▶ Problem to solve:
Name every school in Newcastle that the text about Newcastle mentions.

▶ Text provided:
------------------------------------------------------------------------

Newcastle is surrounded by farms raising cattle, pigs, apples, grain, and corn. The town has a community hall, donated by the Massey family, one public high school (Clarke), two public elementary schools (Newcastle Public School and The Pines Senior Public School), one Catholic elementary school (St. Francis of Assisi), a post office, churches, a few plazas, several small parks, six restaurants, Tim Hortons, a recreation complex, an ice arena, a new fire hall, two grocery stores (Foodland and No Frills), professional offices, hardware stores, a marina on Lake Ontario, and a golf course (Newcastle Golf Course).

Post office

The first Post office was opened in Newcastle in 1845 with John Short serving as Postmaster. Since that time, Newcastle has had ten postmasters with Charles Gray being the last (in 1991). Following Gray's retirement, Canada Post closed the Post Office since it was deemed too small. Most rural route and suburban mail is now handled by the Bowmanville Canada Post.

Notable residents

Joseph E. Atkinson (December 23, 1865 – May 7, 1948) was a Canadian newspaper editor and activist. Under his leadership, the Toronto Star became one of the largest and most influential newspapers in Canada.
Charles Brent, Bishop of the Episcopal Church of the United States, born and raised in Newcastle in 1862.
 Chalk Circle, a 1980s rock band, was formed in the village. They had hits in Canada with songs like "April Fool," "Me, Myself and I," and "Sons and Daughters," a song about the negative effects of free trade with the United States.
 Susan Kane Doyle, Author of the Nationally Award Winning book, Cooking Wild Style, and long time cooking editor of Ontario Out of Doors, winner of the Pete McGillen Award also lives in the village.
 Louis G. Lalande (March 11, 1935 - February 23, 2022) was a retired pipefitter and community volunteer. In 1999, while manning a booth for the Knights of Columbus' annual charity raffle near a bank at a mall in Oshawa, he foiled a bank robbery by striking the assailant about the head and shoulders with a metal folding chair. The pistol the assailant was brandishing at the time turned out to be a starting pistol, but this was unknown to Lalande and the bank's occupants at the time. Lalande was subsequently awarded the Medal of Bravery, and the Carnegie Medal for Heroism.

------------------------------------------------------------------------

▶ Data excerpt:

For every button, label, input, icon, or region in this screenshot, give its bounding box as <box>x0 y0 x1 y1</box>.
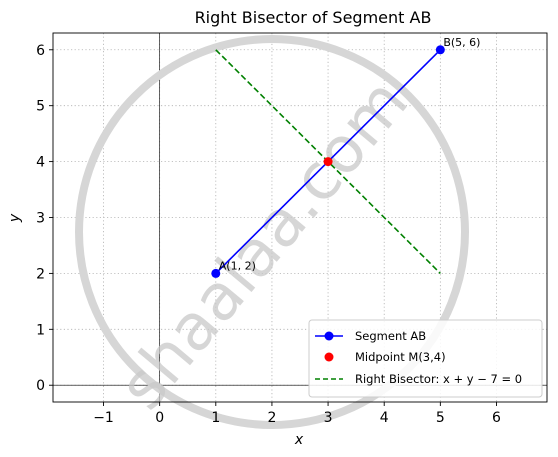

------------------------------------------------------------------------

▶ Expected output:
Clarke (public high school)
Newcastle Public School (public elementary)
The Pines Senior Public School (public elementary)
St. Francis of Assisi (Catholic elementary)